Exercise requirements
Without including any pictures, write out the listing below exactly.

Input records
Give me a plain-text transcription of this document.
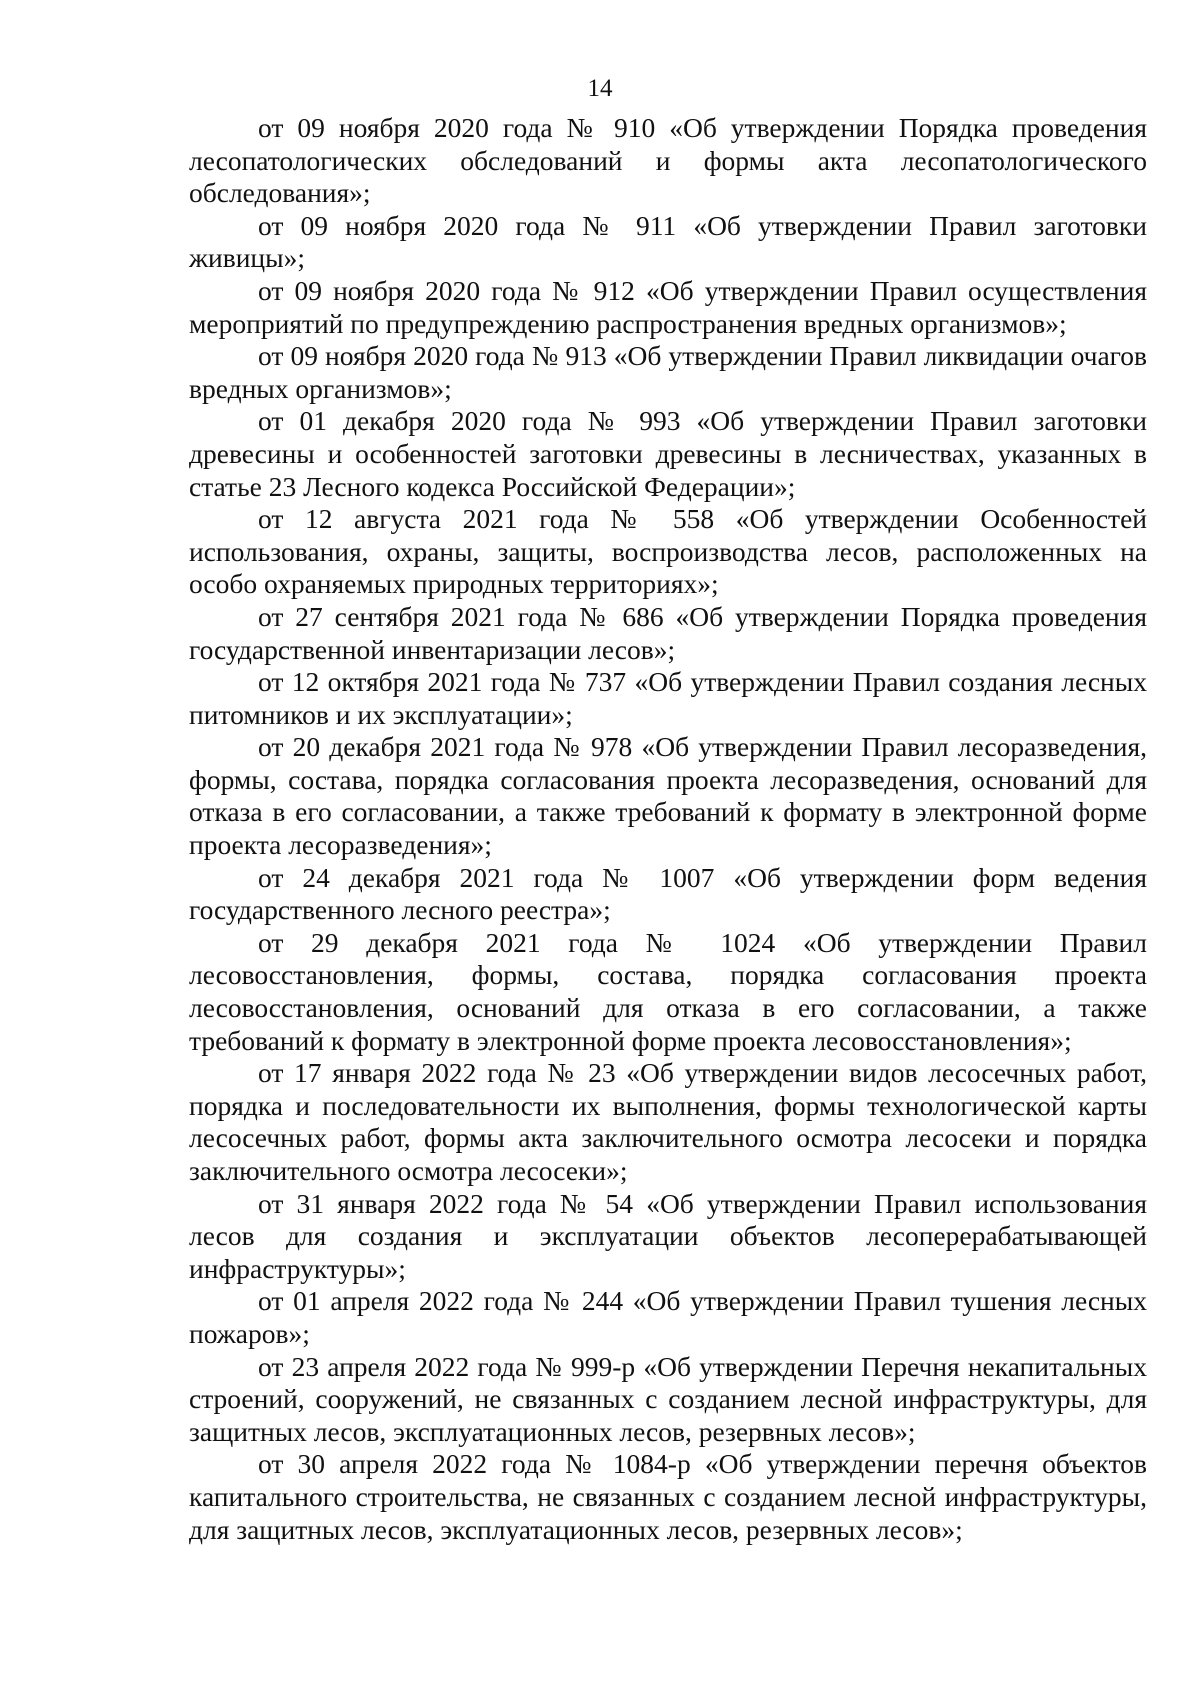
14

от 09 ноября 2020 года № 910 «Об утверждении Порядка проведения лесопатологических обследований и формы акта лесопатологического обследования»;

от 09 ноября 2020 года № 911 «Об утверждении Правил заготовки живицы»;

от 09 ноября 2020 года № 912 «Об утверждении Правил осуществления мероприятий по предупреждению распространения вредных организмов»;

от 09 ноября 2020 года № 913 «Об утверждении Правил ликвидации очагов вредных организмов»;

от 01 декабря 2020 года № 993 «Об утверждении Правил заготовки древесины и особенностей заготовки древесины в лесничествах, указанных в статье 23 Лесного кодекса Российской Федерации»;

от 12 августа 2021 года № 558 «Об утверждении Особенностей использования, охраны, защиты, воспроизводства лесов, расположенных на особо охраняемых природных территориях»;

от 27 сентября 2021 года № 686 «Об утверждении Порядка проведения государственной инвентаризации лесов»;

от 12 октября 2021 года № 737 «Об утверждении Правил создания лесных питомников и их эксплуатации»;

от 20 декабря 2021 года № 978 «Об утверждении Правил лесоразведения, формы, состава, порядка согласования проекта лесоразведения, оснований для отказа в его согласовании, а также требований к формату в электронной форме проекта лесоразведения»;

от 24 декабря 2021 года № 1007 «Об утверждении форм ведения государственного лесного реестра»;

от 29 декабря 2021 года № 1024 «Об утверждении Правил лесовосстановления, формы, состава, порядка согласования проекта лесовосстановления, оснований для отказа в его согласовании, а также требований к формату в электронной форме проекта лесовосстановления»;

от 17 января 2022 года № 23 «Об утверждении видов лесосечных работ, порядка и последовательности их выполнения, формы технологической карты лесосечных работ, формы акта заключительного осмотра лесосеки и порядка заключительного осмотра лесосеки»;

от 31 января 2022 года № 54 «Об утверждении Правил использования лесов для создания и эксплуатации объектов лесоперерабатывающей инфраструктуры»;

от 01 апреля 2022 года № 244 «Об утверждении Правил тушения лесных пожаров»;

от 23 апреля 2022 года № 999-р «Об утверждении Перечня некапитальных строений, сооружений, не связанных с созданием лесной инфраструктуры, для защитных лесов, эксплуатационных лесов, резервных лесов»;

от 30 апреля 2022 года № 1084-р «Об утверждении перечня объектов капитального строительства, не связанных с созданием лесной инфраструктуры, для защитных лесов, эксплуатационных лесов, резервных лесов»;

Response to this task
Give me a plain-text transcription of this document.
14

от 09 ноября 2020 года № 910 «Об утверждении Порядка проведения лесопатологических обследований и формы акта лесопатологического обследования»;

от 09 ноября 2020 года № 911 «Об утверждении Правил заготовки живицы»;

от 09 ноября 2020 года № 912 «Об утверждении Правил осуществления мероприятий по предупреждению распространения вредных организмов»;

от 09 ноября 2020 года № 913 «Об утверждении Правил ликвидации очагов вредных организмов»;

от 01 декабря 2020 года № 993 «Об утверждении Правил заготовки древесины и особенностей заготовки древесины в лесничествах, указанных в статье 23 Лесного кодекса Российской Федерации»;

от 12 августа 2021 года № 558 «Об утверждении Особенностей использования, охраны, защиты, воспроизводства лесов, расположенных на особо охраняемых природных территориях»;

от 27 сентября 2021 года № 686 «Об утверждении Порядка проведения государственной инвентаризации лесов»;

от 12 октября 2021 года № 737 «Об утверждении Правил создания лесных питомников и их эксплуатации»;

от 20 декабря 2021 года № 978 «Об утверждении Правил лесоразведения, формы, состава, порядка согласования проекта лесоразведения, оснований для отказа в его согласовании, а также требований к формату в электронной форме проекта лесоразведения»;

от 24 декабря 2021 года № 1007 «Об утверждении форм ведения государственного лесного реестра»;

от 29 декабря 2021 года № 1024 «Об утверждении Правил лесовосстановления, формы, состава, порядка согласования проекта лесовосстановления, оснований для отказа в его согласовании, а также требований к формату в электронной форме проекта лесовосстановления»;

от 17 января 2022 года № 23 «Об утверждении видов лесосечных работ, порядка и последовательности их выполнения, формы технологической карты лесосечных работ, формы акта заключительного осмотра лесосеки и порядка заключительного осмотра лесосеки»;

от 31 января 2022 года № 54 «Об утверждении Правил использования лесов для создания и эксплуатации объектов лесоперерабатывающей инфраструктуры»;

от 01 апреля 2022 года № 244 «Об утверждении Правил тушения лесных пожаров»;

от 23 апреля 2022 года № 999-р «Об утверждении Перечня некапитальных строений, сооружений, не связанных с созданием лесной инфраструктуры, для защитных лесов, эксплуатационных лесов, резервных лесов»;

от 30 апреля 2022 года № 1084-р «Об утверждении перечня объектов капитального строительства, не связанных с созданием лесной инфраструктуры, для защитных лесов, эксплуатационных лесов, резервных лесов»;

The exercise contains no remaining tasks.